··· Data rows ···

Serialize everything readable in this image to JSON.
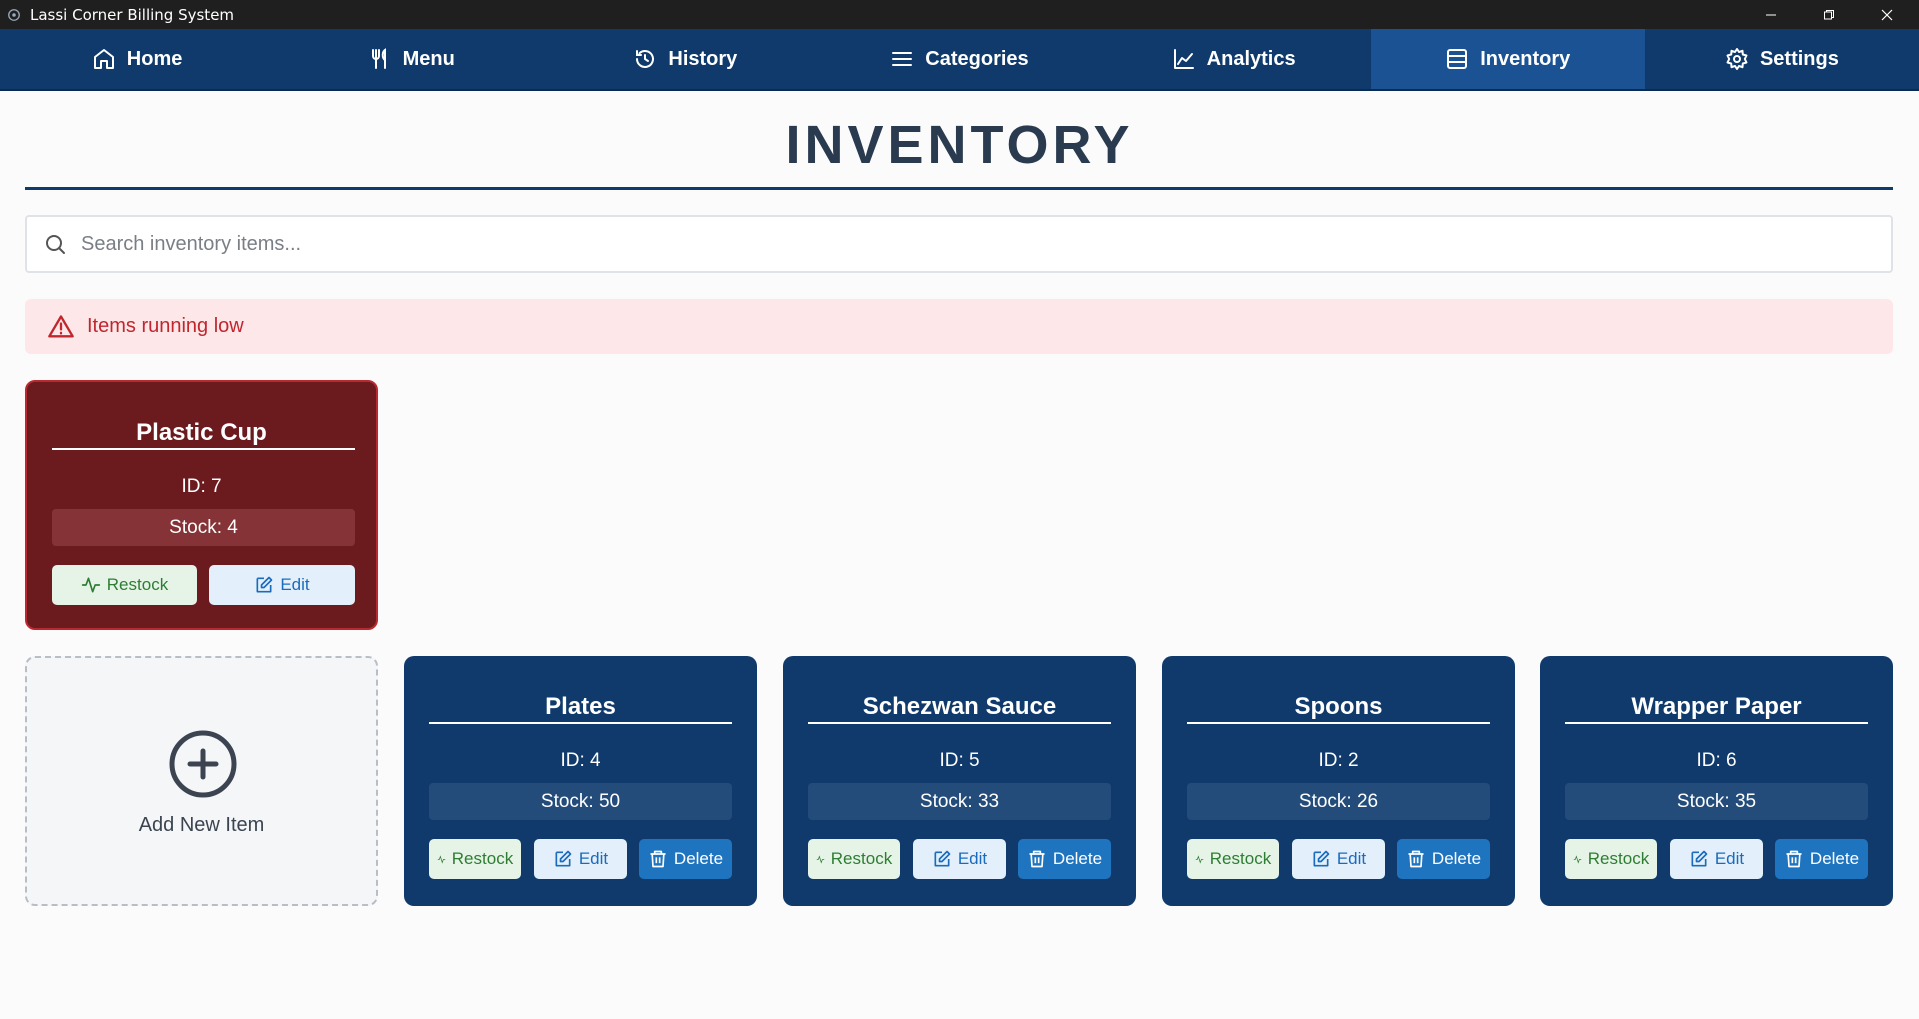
{
  "window": {
    "title": "Lassi Corner Billing System",
    "controls": [
      "minimize-icon",
      "restore-icon",
      "close-icon"
    ]
  },
  "nav": [
    {
      "label": "Home",
      "icon": "home-icon"
    },
    {
      "label": "Menu",
      "icon": "fork-knife-icon"
    },
    {
      "label": "History",
      "icon": "history-icon"
    },
    {
      "label": "Categories",
      "icon": "list-icon"
    },
    {
      "label": "Analytics",
      "icon": "chart-icon"
    },
    {
      "label": "Inventory",
      "icon": "inventory-icon",
      "active": true
    },
    {
      "label": "Settings",
      "icon": "gear-icon"
    }
  ],
  "page": {
    "title": "INVENTORY",
    "search_placeholder": "Search inventory items...",
    "alert_text": "Items running low",
    "add_label": "Add New Item"
  },
  "colors": {
    "nav_bg": "#0f3a6b",
    "nav_active": "#1a5294",
    "card_bg": "#0f3a6b",
    "low_card_bg": "#6b1a1d",
    "alert_bg": "#fde7e9",
    "alert_text": "#c0272d"
  },
  "low_stock": [
    {
      "name": "Plastic Cup",
      "id": "ID: 7",
      "stock": "Stock: 4",
      "restock": "Restock",
      "edit": "Edit"
    }
  ],
  "items": [
    {
      "name": "Plates",
      "id": "ID: 4",
      "stock": "Stock: 50",
      "restock": "Restock",
      "edit": "Edit",
      "delete": "Delete"
    },
    {
      "name": "Schezwan Sauce",
      "id": "ID: 5",
      "stock": "Stock: 33",
      "restock": "Restock",
      "edit": "Edit",
      "delete": "Delete"
    },
    {
      "name": "Spoons",
      "id": "ID: 2",
      "stock": "Stock: 26",
      "restock": "Restock",
      "edit": "Edit",
      "delete": "Delete"
    },
    {
      "name": "Wrapper Paper",
      "id": "ID: 6",
      "stock": "Stock: 35",
      "restock": "Restock",
      "edit": "Edit",
      "delete": "Delete"
    }
  ]
}
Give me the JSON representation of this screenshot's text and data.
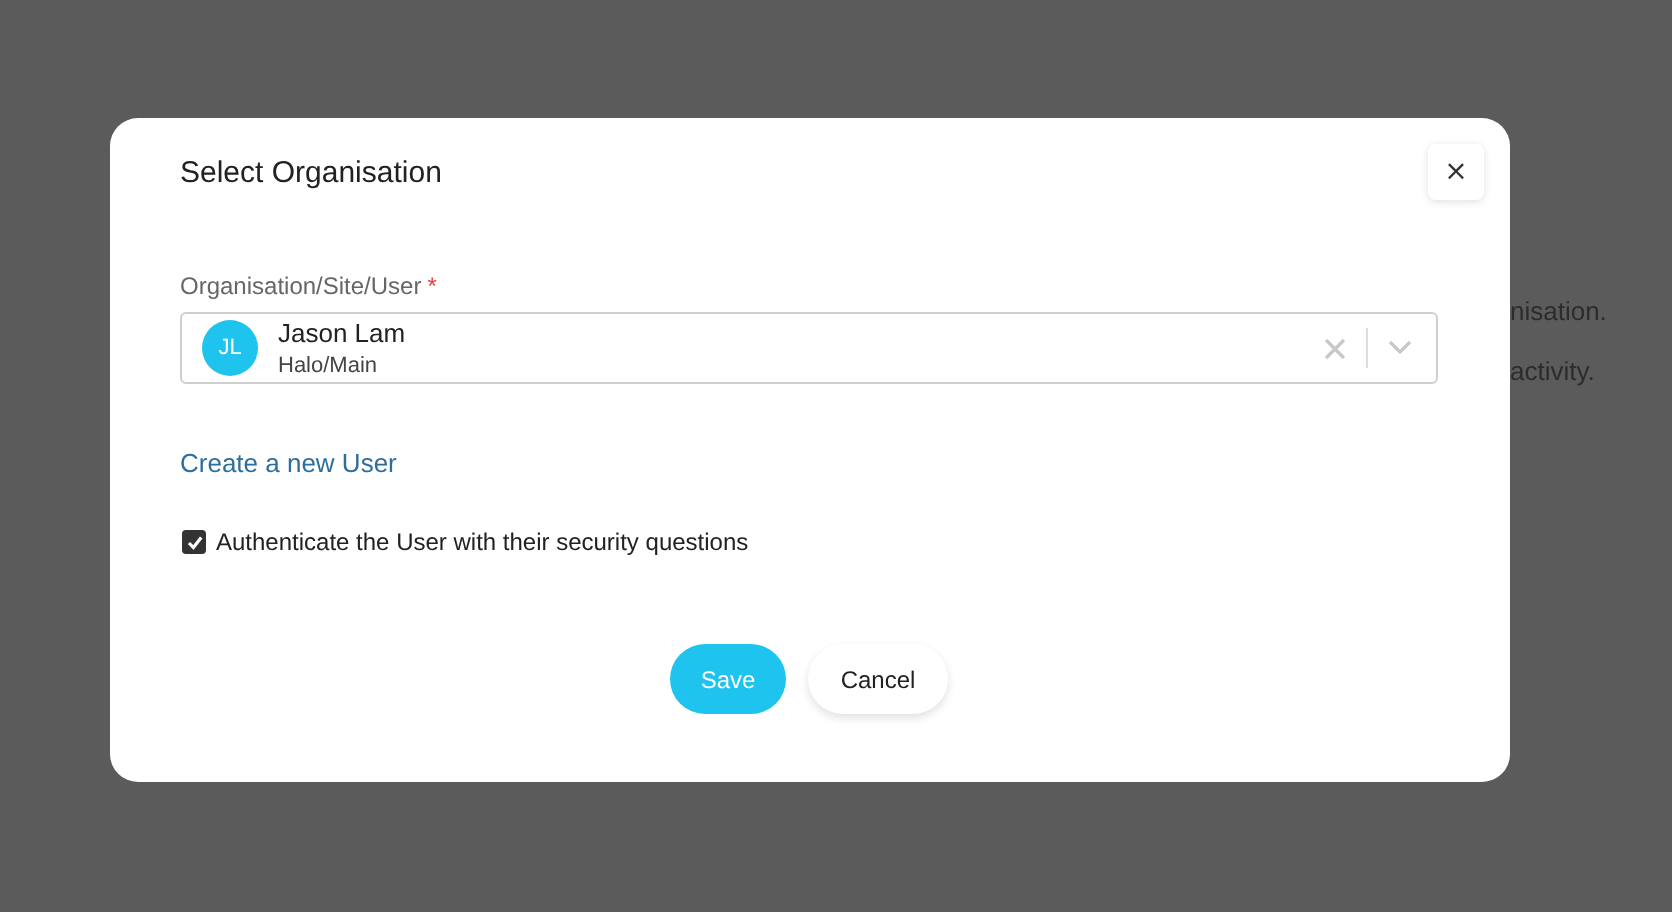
{
  "background": {
    "lines": [
      "nisation.",
      "activity."
    ]
  },
  "dialog": {
    "title": "Select Organisation",
    "close": "×",
    "field": {
      "label": "Organisation/Site/User",
      "required_mark": "*",
      "avatar_initials": "JL",
      "value": "Jason Lam",
      "subvalue": "Halo/Main"
    },
    "link": "Create a new User",
    "checkbox": {
      "label": "Authenticate the User with their security questions",
      "checked": true
    },
    "buttons": [
      {
        "label": "Save",
        "kind": "primary"
      },
      {
        "label": "Cancel",
        "kind": "secondary"
      }
    ]
  }
}
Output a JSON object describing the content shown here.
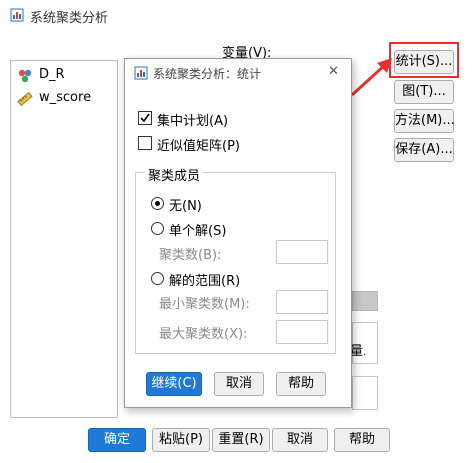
{
  "main_window": {
    "title": "系统聚类分析",
    "variables_label": "变量(V):",
    "source_vars": [
      {
        "name": "D_R",
        "icon": "nominal-var-icon"
      },
      {
        "name": "w_score",
        "icon": "scale-var-icon"
      }
    ],
    "right_buttons": [
      "统计(S)...",
      "图(T)...",
      "方法(M)...",
      "保存(A)..."
    ],
    "partial_label": "量",
    "partial_label_suffix": ".",
    "bottom_buttons": [
      "确定",
      "粘贴(P)",
      "重置(R)",
      "取消",
      "帮助"
    ]
  },
  "dialog": {
    "title": "系统聚类分析：统计",
    "close_glyph": "✕",
    "agglomeration_label": "集中计划(A)",
    "agglomeration_checked": true,
    "proximity_label": "近似值矩阵(P)",
    "proximity_checked": false,
    "group_title": "聚类成员",
    "radio_none": "无(N)",
    "radio_single": "单个解(S)",
    "clusters_label": "聚类数(B):",
    "radio_range": "解的范围(R)",
    "min_label": "最小聚类数(M):",
    "max_label": "最大聚类数(X):",
    "selected": "none",
    "continue_label": "继续(C)",
    "cancel_label": "取消",
    "help_label": "帮助"
  },
  "colors": {
    "highlight_red": "#e5302f",
    "primary_blue": "#1e7ad6"
  }
}
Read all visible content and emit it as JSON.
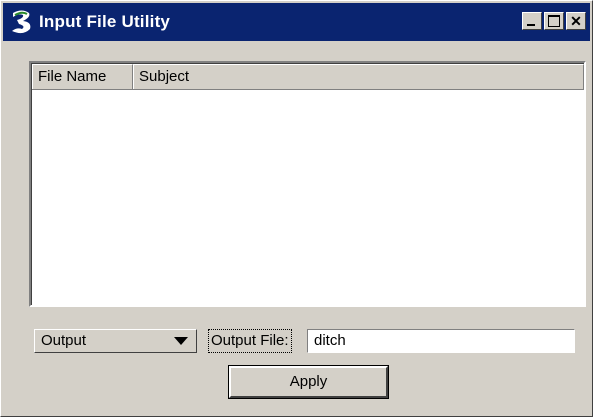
{
  "window": {
    "title": "Input File Utility",
    "accent": "#0a2470"
  },
  "titlebar_buttons": [
    {
      "name": "minimize",
      "icon": "minimize-icon"
    },
    {
      "name": "maximize",
      "icon": "maximize-icon"
    },
    {
      "name": "close",
      "icon": "close-icon",
      "glyph": "✕"
    }
  ],
  "list": {
    "columns": [
      "File Name",
      "Subject"
    ],
    "rows": []
  },
  "mode_dropdown": {
    "selected": "Output"
  },
  "output_file": {
    "label": "Output File:",
    "value": "ditch"
  },
  "apply_button": {
    "label": "Apply"
  }
}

···

→ **Prompt**:
Repeat the records above exactly, leaving out the pictures.

→ **Exercise result**:
Serialize everything readable in this image to JSON.
{
  "window": {
    "title": "Lassi Corner Billing System",
    "controls": [
      "minimize-icon",
      "restore-icon",
      "close-icon"
    ]
  },
  "nav": [
    {
      "label": "Home",
      "icon": "home-icon"
    },
    {
      "label": "Menu",
      "icon": "fork-knife-icon"
    },
    {
      "label": "History",
      "icon": "history-icon"
    },
    {
      "label": "Categories",
      "icon": "list-icon"
    },
    {
      "label": "Analytics",
      "icon": "chart-icon"
    },
    {
      "label": "Inventory",
      "icon": "inventory-icon",
      "active": true
    },
    {
      "label": "Settings",
      "icon": "gear-icon"
    }
  ],
  "page": {
    "title": "INVENTORY",
    "search_placeholder": "Search inventory items...",
    "alert_text": "Items running low",
    "add_label": "Add New Item"
  },
  "colors": {
    "nav_bg": "#0f3a6b",
    "nav_active": "#1a5294",
    "card_bg": "#0f3a6b",
    "low_card_bg": "#6b1a1d",
    "alert_bg": "#fde7e9",
    "alert_text": "#c0272d"
  },
  "low_stock": [
    {
      "name": "Plastic Cup",
      "id": "ID: 7",
      "stock": "Stock: 4",
      "restock": "Restock",
      "edit": "Edit"
    }
  ],
  "items": [
    {
      "name": "Plates",
      "id": "ID: 4",
      "stock": "Stock: 50",
      "restock": "Restock",
      "edit": "Edit",
      "delete": "Delete"
    },
    {
      "name": "Schezwan Sauce",
      "id": "ID: 5",
      "stock": "Stock: 33",
      "restock": "Restock",
      "edit": "Edit",
      "delete": "Delete"
    },
    {
      "name": "Spoons",
      "id": "ID: 2",
      "stock": "Stock: 26",
      "restock": "Restock",
      "edit": "Edit",
      "delete": "Delete"
    },
    {
      "name": "Wrapper Paper",
      "id": "ID: 6",
      "stock": "Stock: 35",
      "restock": "Restock",
      "edit": "Edit",
      "delete": "Delete"
    }
  ]
}
Give me the JSON representation of this screenshot's text and data.
{
  "background": {
    "lines": [
      "nisation.",
      "activity."
    ]
  },
  "dialog": {
    "title": "Select Organisation",
    "close": "×",
    "field": {
      "label": "Organisation/Site/User",
      "required_mark": "*",
      "avatar_initials": "JL",
      "value": "Jason Lam",
      "subvalue": "Halo/Main"
    },
    "link": "Create a new User",
    "checkbox": {
      "label": "Authenticate the User with their security questions",
      "checked": true
    },
    "buttons": [
      {
        "label": "Save",
        "kind": "primary"
      },
      {
        "label": "Cancel",
        "kind": "secondary"
      }
    ]
  }
}
Output a JSON object describing the content shown here.
{
  "main_window": {
    "title": "系统聚类分析",
    "variables_label": "变量(V):",
    "source_vars": [
      {
        "name": "D_R",
        "icon": "nominal-var-icon"
      },
      {
        "name": "w_score",
        "icon": "scale-var-icon"
      }
    ],
    "right_buttons": [
      "统计(S)...",
      "图(T)...",
      "方法(M)...",
      "保存(A)..."
    ],
    "partial_label": "量",
    "partial_label_suffix": ".",
    "bottom_buttons": [
      "确定",
      "粘贴(P)",
      "重置(R)",
      "取消",
      "帮助"
    ]
  },
  "dialog": {
    "title": "系统聚类分析：统计",
    "close_glyph": "✕",
    "agglomeration_label": "集中计划(A)",
    "agglomeration_checked": true,
    "proximity_label": "近似值矩阵(P)",
    "proximity_checked": false,
    "group_title": "聚类成员",
    "radio_none": "无(N)",
    "radio_single": "单个解(S)",
    "clusters_label": "聚类数(B):",
    "radio_range": "解的范围(R)",
    "min_label": "最小聚类数(M):",
    "max_label": "最大聚类数(X):",
    "selected": "none",
    "continue_label": "继续(C)",
    "cancel_label": "取消",
    "help_label": "帮助"
  },
  "colors": {
    "highlight_red": "#e5302f",
    "primary_blue": "#1e7ad6"
  }
}
Read all visible content and emit it as JSON.
{
  "window": {
    "title": "Input File Utility",
    "accent": "#0a2470"
  },
  "titlebar_buttons": [
    {
      "name": "minimize",
      "icon": "minimize-icon"
    },
    {
      "name": "maximize",
      "icon": "maximize-icon"
    },
    {
      "name": "close",
      "icon": "close-icon",
      "glyph": "✕"
    }
  ],
  "list": {
    "columns": [
      "File Name",
      "Subject"
    ],
    "rows": []
  },
  "mode_dropdown": {
    "selected": "Output"
  },
  "output_file": {
    "label": "Output File:",
    "value": "ditch"
  },
  "apply_button": {
    "label": "Apply"
  }
}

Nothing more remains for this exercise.